◆ Record list:
========

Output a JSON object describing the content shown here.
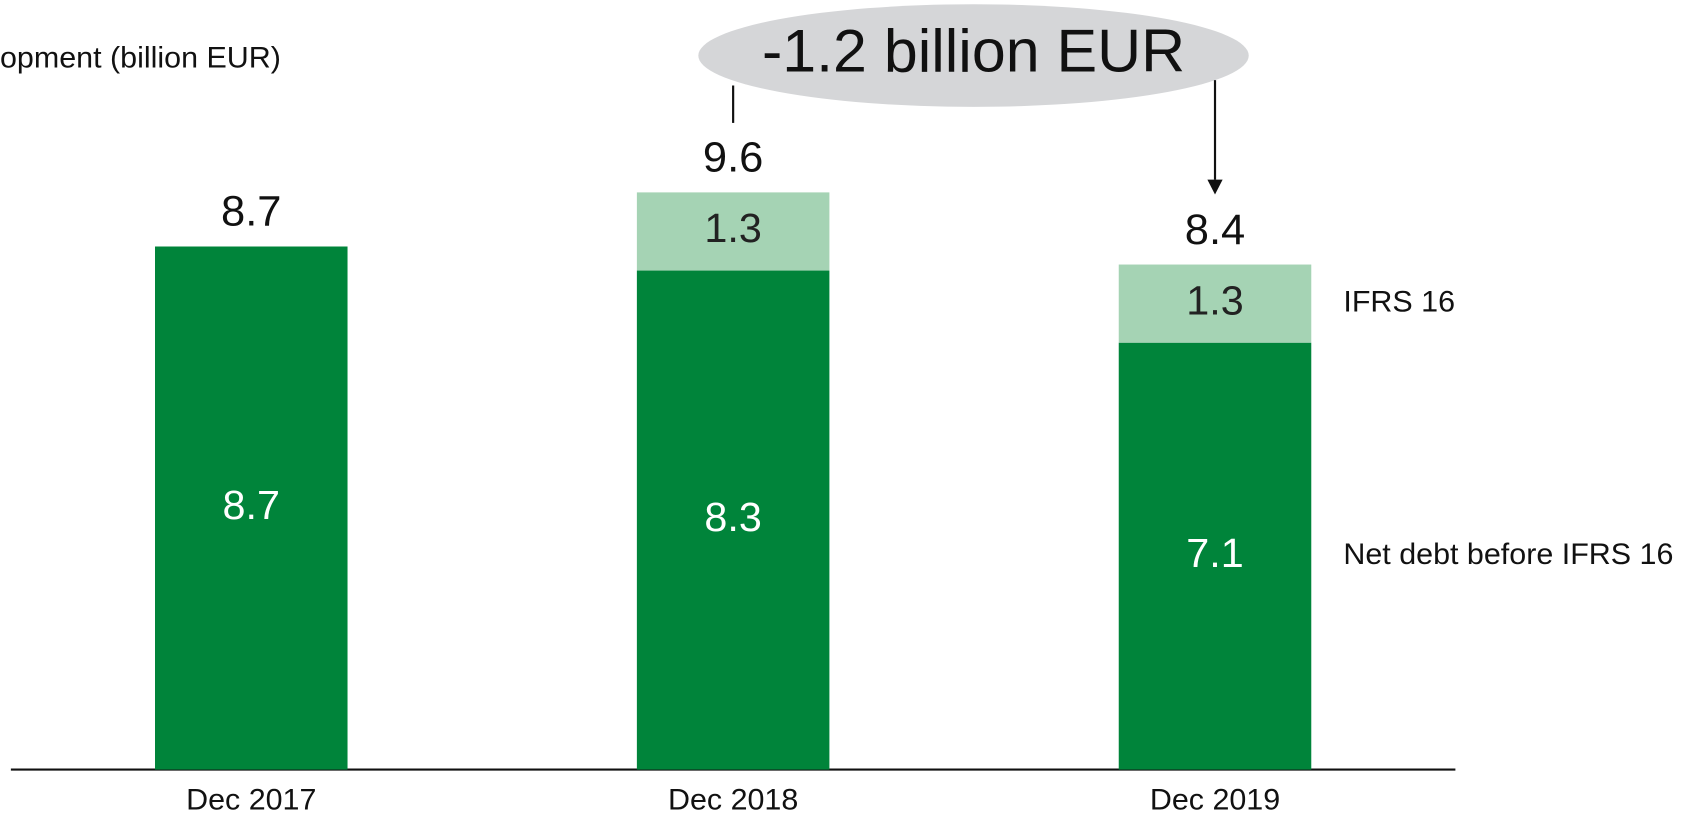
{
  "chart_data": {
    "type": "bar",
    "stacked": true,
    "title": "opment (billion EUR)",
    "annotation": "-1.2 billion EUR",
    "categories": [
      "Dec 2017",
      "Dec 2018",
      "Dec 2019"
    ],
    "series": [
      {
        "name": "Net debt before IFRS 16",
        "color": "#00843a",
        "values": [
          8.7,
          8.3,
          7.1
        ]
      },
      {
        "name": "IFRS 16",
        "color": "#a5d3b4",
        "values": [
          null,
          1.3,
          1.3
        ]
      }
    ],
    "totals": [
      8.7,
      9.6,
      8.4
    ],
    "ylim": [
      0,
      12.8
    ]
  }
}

========

◆ What you will do: Output the records above exactly as they are, leaving out the pictures.

◆ Full output:
Output a JSON object describing the content shown here.
{
  "chart_data": {
    "type": "bar",
    "stacked": true,
    "title": "opment (billion EUR)",
    "annotation": "-1.2 billion EUR",
    "categories": [
      "Dec 2017",
      "Dec 2018",
      "Dec 2019"
    ],
    "series": [
      {
        "name": "Net debt before IFRS 16",
        "color": "#00843a",
        "values": [
          8.7,
          8.3,
          7.1
        ]
      },
      {
        "name": "IFRS 16",
        "color": "#a5d3b4",
        "values": [
          null,
          1.3,
          1.3
        ]
      }
    ],
    "totals": [
      8.7,
      9.6,
      8.4
    ],
    "ylim": [
      0,
      12.8
    ]
  }
}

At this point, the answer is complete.